What you need to do:
Return each line containing the string "overline".

Dataset items:
++++++++++
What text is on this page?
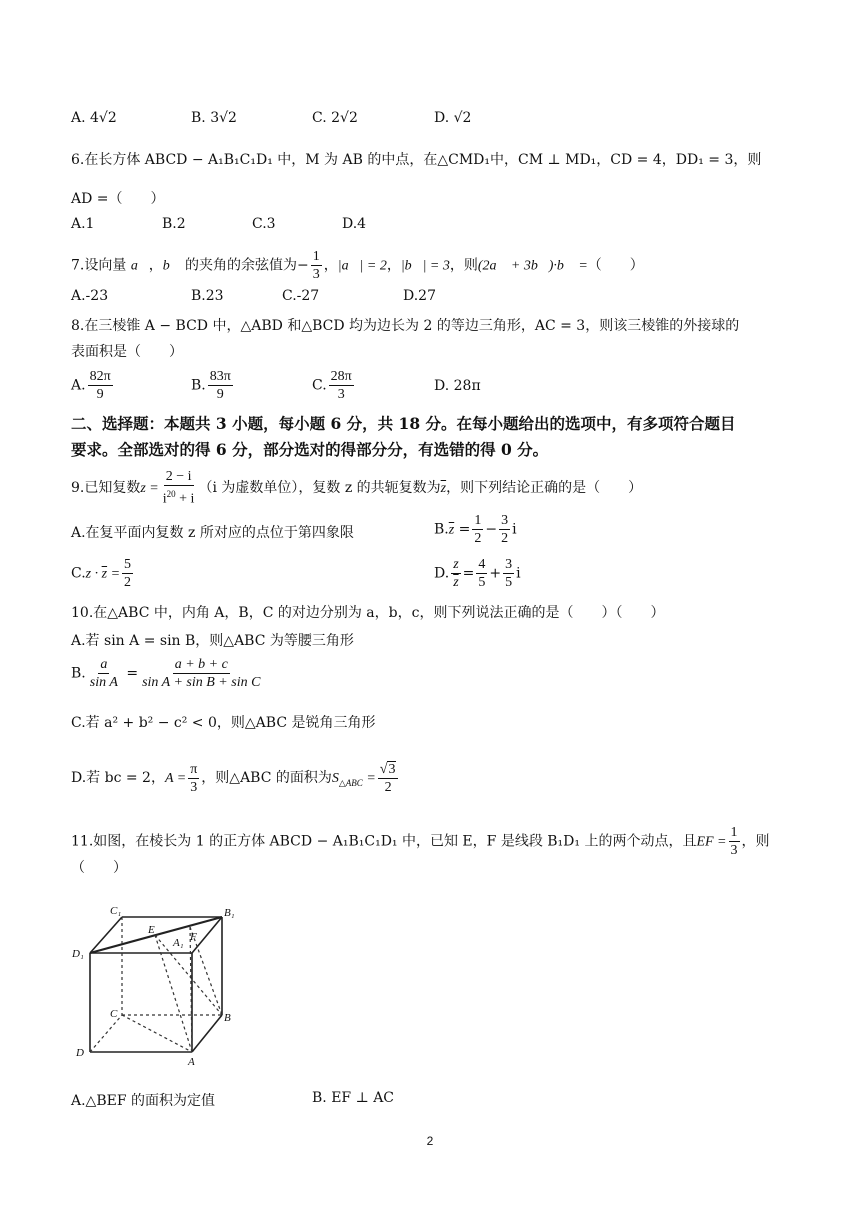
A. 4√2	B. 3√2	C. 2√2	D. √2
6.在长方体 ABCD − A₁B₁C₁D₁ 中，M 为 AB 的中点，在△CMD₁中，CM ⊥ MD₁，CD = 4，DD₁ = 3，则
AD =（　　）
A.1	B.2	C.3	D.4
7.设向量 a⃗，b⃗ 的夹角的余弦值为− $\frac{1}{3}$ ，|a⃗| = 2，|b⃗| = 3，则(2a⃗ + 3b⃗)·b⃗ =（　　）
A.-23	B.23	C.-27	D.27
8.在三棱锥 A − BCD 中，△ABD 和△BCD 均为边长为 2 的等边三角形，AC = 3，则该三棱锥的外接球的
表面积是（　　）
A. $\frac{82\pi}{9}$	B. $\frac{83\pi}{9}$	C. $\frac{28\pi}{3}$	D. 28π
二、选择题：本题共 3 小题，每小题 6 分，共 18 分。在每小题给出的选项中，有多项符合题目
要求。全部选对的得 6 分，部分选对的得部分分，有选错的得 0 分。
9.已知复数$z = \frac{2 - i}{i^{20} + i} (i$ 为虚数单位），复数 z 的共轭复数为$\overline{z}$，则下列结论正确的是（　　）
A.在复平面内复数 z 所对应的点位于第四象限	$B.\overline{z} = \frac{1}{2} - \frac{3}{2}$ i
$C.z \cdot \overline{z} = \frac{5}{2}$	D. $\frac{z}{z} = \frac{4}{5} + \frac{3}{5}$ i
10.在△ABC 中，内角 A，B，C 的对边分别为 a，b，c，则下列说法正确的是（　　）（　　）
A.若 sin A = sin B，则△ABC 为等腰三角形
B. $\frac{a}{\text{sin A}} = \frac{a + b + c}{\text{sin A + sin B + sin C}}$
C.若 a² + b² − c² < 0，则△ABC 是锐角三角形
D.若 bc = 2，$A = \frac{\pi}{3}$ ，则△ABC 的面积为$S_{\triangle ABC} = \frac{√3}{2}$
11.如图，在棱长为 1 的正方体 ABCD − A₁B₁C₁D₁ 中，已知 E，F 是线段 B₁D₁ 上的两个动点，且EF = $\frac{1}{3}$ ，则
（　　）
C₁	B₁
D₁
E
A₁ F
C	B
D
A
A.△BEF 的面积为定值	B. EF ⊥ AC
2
++++++++++
Problem solution:
9.已知复数$z = \frac{2 - i}{i^{20} + i} (i$ 为虚数单位），复数 z 的共轭复数为$\overline{z}$，则下列结论正确的是（　　）
A.在复平面内复数 z 所对应的点位于第四象限	$B.\overline{z} = \frac{1}{2} - \frac{3}{2}$ i
$C.z \cdot \overline{z} = \frac{5}{2}$	D. $\frac{z}{z} = \frac{4}{5} + \frac{3}{5}$ i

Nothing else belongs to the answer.